- [Direction]: Tally the lines in the records underneath that contain the string "Versepen", and state the figure by itself.

━━━ Dataset excerpts

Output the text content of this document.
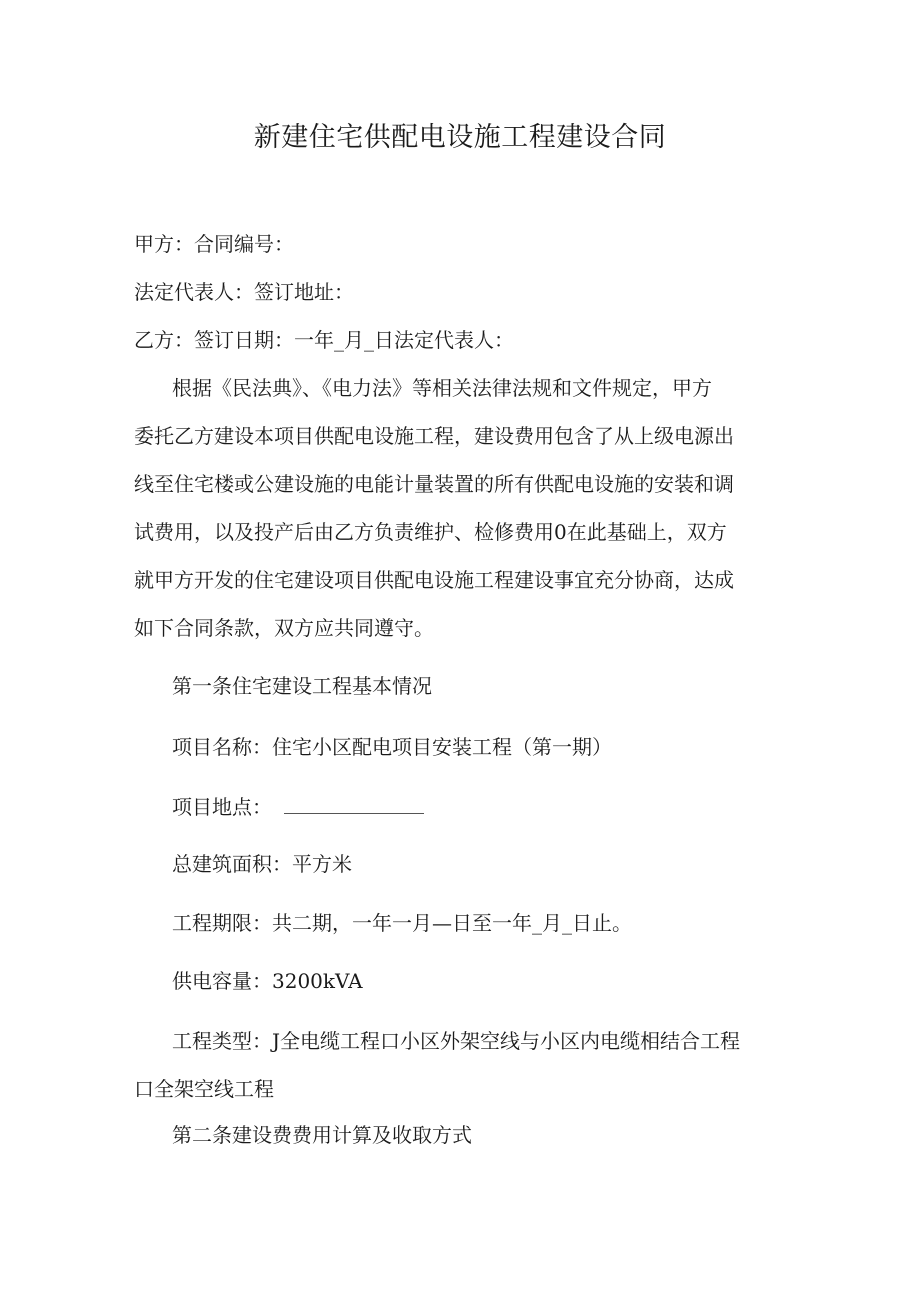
新建住宅供配电设施工程建设合同
甲方：合同编号：
法定代表人：签订地址：
乙方：签订日期：一年_月_日法定代表人：
根据《民法典》、《电力法》等相关法律法规和文件规定，甲方
委托乙方建设本项目供配电设施工程，建设费用包含了从上级电源出
线至住宅楼或公建设施的电能计量装置的所有供配电设施的安装和调
试费用，以及投产后由乙方负责维护、检修费用0在此基础上，双方
就甲方开发的住宅建设项目供配电设施工程建设事宜充分协商，达成
如下合同条款，双方应共同遵守。
第一条住宅建设工程基本情况
项目名称：住宅小区配电项目安装工程（第一期）
项目地点：
总建筑面积：平方米
工程期限：共二期，一年一月—日至一年_月_日止。
供电容量：3200kVA
工程类型：J全电缆工程口小区外架空线与小区内电缆相结合工程
口全架空线工程
第二条建设费费用计算及收取方式
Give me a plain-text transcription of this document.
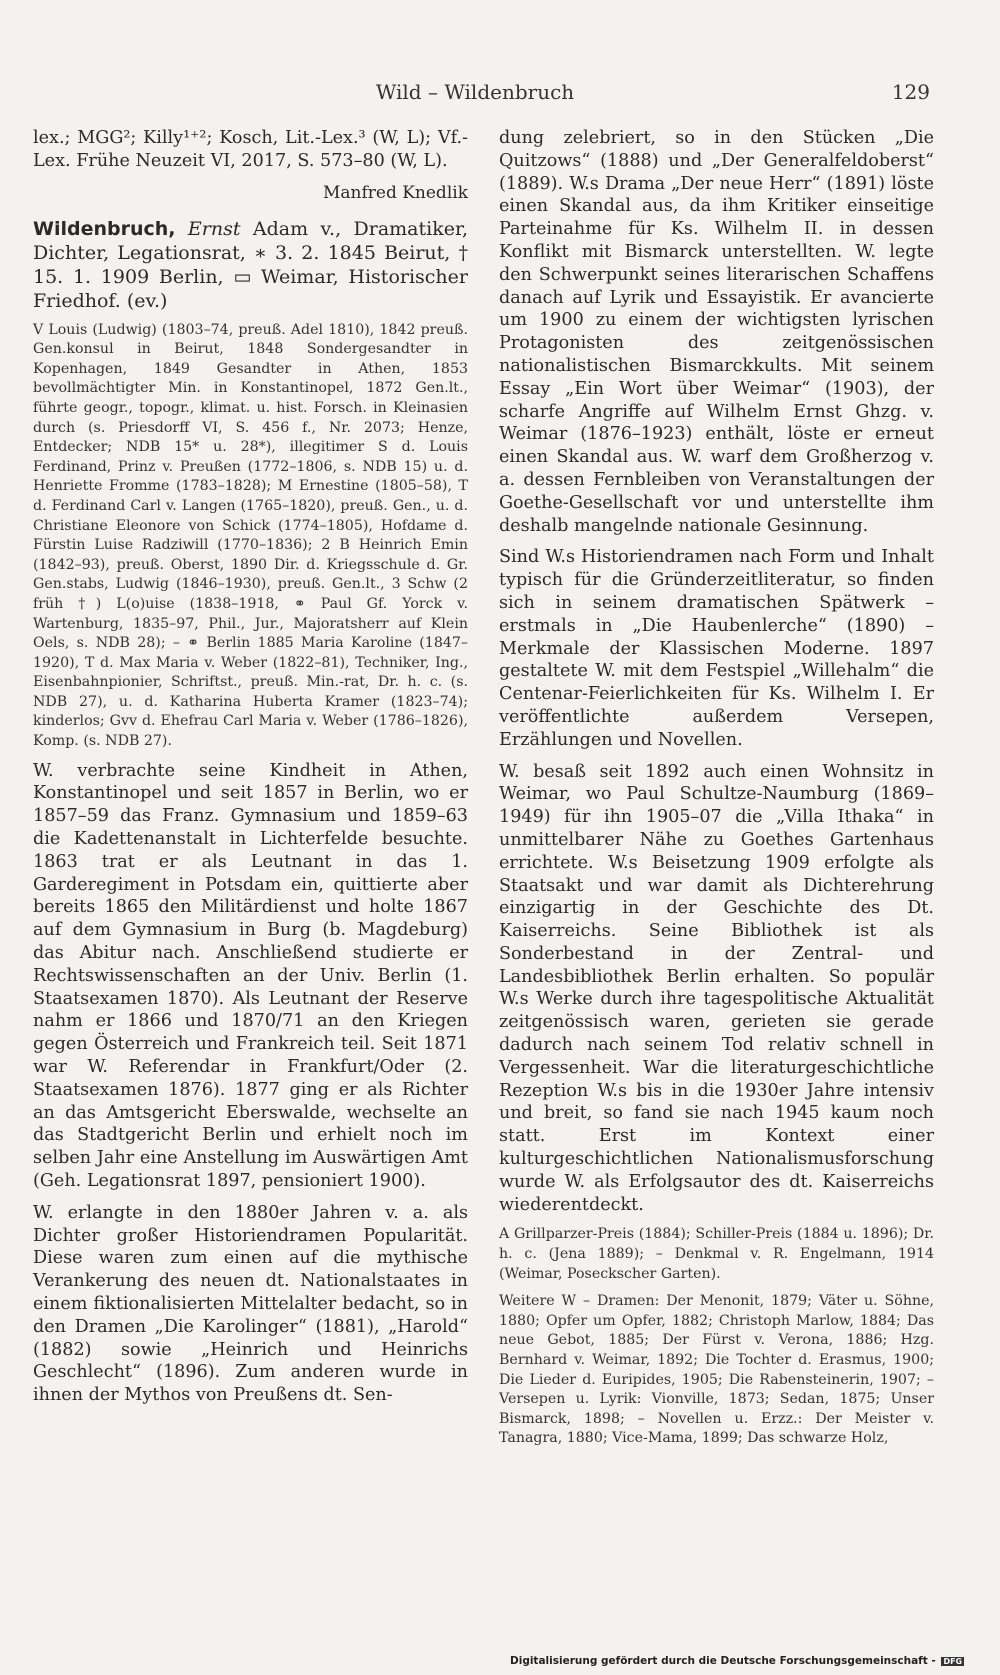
Wild – Wildenbruch	129

lex.; MGG²; Killy¹⁺²; Kosch, Lit.-Lex.³ (W, L); Vf.-Lex. Frühe Neuzeit VI, 2017, S. 573–80 (W, L).

Manfred Knedlik

Wildenbruch, Ernst Adam v., Dramatiker, Dichter, Legationsrat, ∗ 3. 2. 1845 Beirut, † 15. 1. 1909 Berlin, ▭ Weimar, Historischer Friedhof. (ev.)

V Louis (Ludwig) (1803–74, preuß. Adel 1810), 1842 preuß. Gen.konsul in Beirut, 1848 Sondergesandter in Kopenhagen, 1849 Gesandter in Athen, 1853 bevollmächtigter Min. in Konstantinopel, 1872 Gen.lt., führte geogr., topogr., klimat. u. hist. Forsch. in Kleinasien durch (s. Priesdorff VI, S. 456 f., Nr. 2073; Henze, Entdecker; NDB 15* u. 28*), illegitimer S d. Louis Ferdinand, Prinz v. Preußen (1772–1806, s. NDB 15) u. d. Henriette Fromme (1783–1828); M Ernestine (1805–58), T d. Ferdinand Carl v. Langen (1765–1820), preuß. Gen., u. d. Christiane Eleonore von Schick (1774–1805), Hofdame d. Fürstin Luise Radziwill (1770–1836); 2 B Heinrich Emin (1842–93), preuß. Oberst, 1890 Dir. d. Kriegsschule d. Gr. Gen.stabs, Ludwig (1846–1930), preuß. Gen.lt., 3 Schw (2 früh †) L(o)uise (1838–1918, ⚭ Paul Gf. Yorck v. Wartenburg, 1835–97, Phil., Jur., Majoratsherr auf Klein Oels, s. NDB 28); – ⚭ Berlin 1885 Maria Karoline (1847–1920), T d. Max Maria v. Weber (1822–81), Techniker, Ing., Eisenbahnpionier, Schriftst., preuß. Min.-rat, Dr. h. c. (s. NDB 27), u. d. Katharina Huberta Kramer (1823–74); kinderlos; Gvv d. Ehefrau Carl Maria v. Weber (1786–1826), Komp. (s. NDB 27).

W. verbrachte seine Kindheit in Athen, Konstantinopel und seit 1857 in Berlin, wo er 1857–59 das Franz. Gymnasium und 1859–63 die Kadettenanstalt in Lichterfelde besuchte. 1863 trat er als Leutnant in das 1. Garderegiment in Potsdam ein, quittierte aber bereits 1865 den Militärdienst und holte 1867 auf dem Gymnasium in Burg (b. Magdeburg) das Abitur nach. Anschließend studierte er Rechtswissenschaften an der Univ. Berlin (1. Staatsexamen 1870). Als Leutnant der Reserve nahm er 1866 und 1870/71 an den Kriegen gegen Österreich und Frankreich teil. Seit 1871 war W. Referendar in Frankfurt/Oder (2. Staatsexamen 1876). 1877 ging er als Richter an das Amtsgericht Eberswalde, wechselte an das Stadtgericht Berlin und erhielt noch im selben Jahr eine Anstellung im Auswärtigen Amt (Geh. Legationsrat 1897, pensioniert 1900).

W. erlangte in den 1880er Jahren v. a. als Dichter großer Historiendramen Popularität. Diese waren zum einen auf die mythische Verankerung des neuen dt. Nationalstaates in einem fiktionalisierten Mittelalter bedacht, so in den Dramen „Die Karolinger“ (1881), „Harold“ (1882) sowie „Heinrich und Heinrichs Geschlecht“ (1896). Zum anderen wurde in ihnen der Mythos von Preußens dt. Sen-

dung zelebriert, so in den Stücken „Die Quitzows“ (1888) und „Der Generalfeldoberst“ (1889). W.s Drama „Der neue Herr“ (1891) löste einen Skandal aus, da ihm Kritiker einseitige Parteinahme für Ks. Wilhelm II. in dessen Konflikt mit Bismarck unterstellten. W. legte den Schwerpunkt seines literarischen Schaffens danach auf Lyrik und Essayistik. Er avancierte um 1900 zu einem der wichtigsten lyrischen Protagonisten des zeitgenössischen nationalistischen Bismarckkults. Mit seinem Essay „Ein Wort über Weimar“ (1903), der scharfe Angriffe auf Wilhelm Ernst Ghzg. v. Weimar (1876–1923) enthält, löste er erneut einen Skandal aus. W. warf dem Großherzog v. a. dessen Fernbleiben von Veranstaltungen der Goethe-Gesellschaft vor und unterstellte ihm deshalb mangelnde nationale Gesinnung.

Sind W.s Historiendramen nach Form und Inhalt typisch für die Gründerzeitliteratur, so finden sich in seinem dramatischen Spätwerk – erstmals in „Die Haubenlerche“ (1890) – Merkmale der Klassischen Moderne. 1897 gestaltete W. mit dem Festspiel „Willehalm“ die Centenar-Feierlichkeiten für Ks. Wilhelm I. Er veröffentlichte außerdem Versepen, Erzählungen und Novellen.

W. besaß seit 1892 auch einen Wohnsitz in Weimar, wo Paul Schultze-Naumburg (1869–1949) für ihn 1905–07 die „Villa Ithaka“ in unmittelbarer Nähe zu Goethes Gartenhaus errichtete. W.s Beisetzung 1909 erfolgte als Staatsakt und war damit als Dichterehrung einzigartig in der Geschichte des Dt. Kaiserreichs. Seine Bibliothek ist als Sonderbestand in der Zentral- und Landesbibliothek Berlin erhalten. So populär W.s Werke durch ihre tagespolitische Aktualität zeitgenössisch waren, gerieten sie gerade dadurch nach seinem Tod relativ schnell in Vergessenheit. War die literaturgeschichtliche Rezeption W.s bis in die 1930er Jahre intensiv und breit, so fand sie nach 1945 kaum noch statt. Erst im Kontext einer kulturgeschichtlichen Nationalismusforschung wurde W. als Erfolgsautor des dt. Kaiserreichs wiederentdeckt.

A Grillparzer-Preis (1884); Schiller-Preis (1884 u. 1896); Dr. h. c. (Jena 1889); – Denkmal v. R. Engelmann, 1914 (Weimar, Poseckscher Garten).

Weitere W – Dramen: Der Menonit, 1879; Väter u. Söhne, 1880; Opfer um Opfer, 1882; Christoph Marlow, 1884; Das neue Gebot, 1885; Der Fürst v. Verona, 1886; Hzg. Bernhard v. Weimar, 1892; Die Tochter d. Erasmus, 1900; Die Lieder d. Euripides, 1905; Die Rabensteinerin, 1907; – Versepen u. Lyrik: Vionville, 1873; Sedan, 1875; Unser Bismarck, 1898; – Novellen u. Erzz.: Der Meister v. Tanagra, 1880; Vice-Mama, 1899; Das schwarze Holz,

Digitalisierung gefördert durch die Deutsche Forschungsgemeinschaft - DFG
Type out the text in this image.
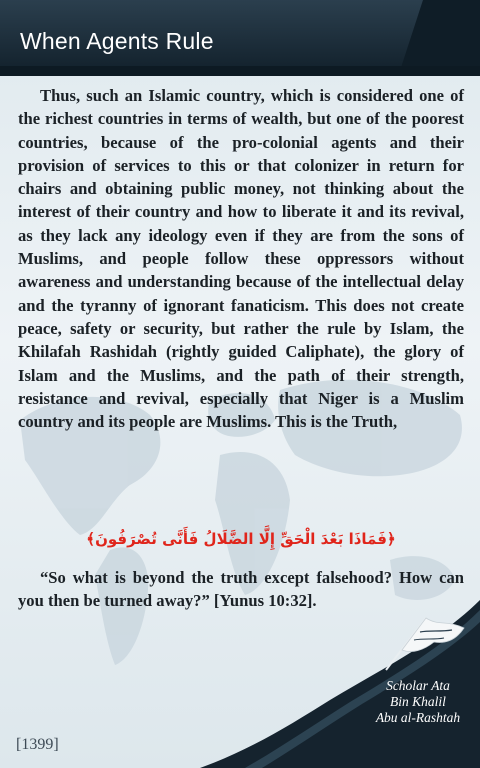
When Agents Rule

Thus, such an Islamic country, which is considered one of the richest countries in terms of wealth, but one of the poorest countries, because of the pro-colonial agents and their provision of services to this or that colonizer in return for chairs and obtaining public money, not thinking about the interest of their country and how to liberate it and its revival, as they lack any ideology even if they are from the sons of Muslims, and people follow these oppressors without awareness and understanding because of the intellectual delay and the tyranny of ignorant fanaticism. This does not create peace, safety or security, but rather the rule by Islam, the Khilafah Rashidah (rightly guided Caliphate), the glory of Islam and the Muslims, and the path of their strength, resistance and revival, especially that Niger is a Muslim country and its people are Muslims. This is the Truth,

﴿فَمَاذَا بَعْدَ الْحَقِّ إِلَّا الضَّلَالُ فَأَنَّى تُصْرَفُونَ﴾

“So what is beyond the truth except falsehood? How can you then be turned away?” [Yunus 10:32].

Scholar Ata
Bin Khalil
Abu al-Rashtah
[1399]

━━━━━━

- [Solution to this problem]: 2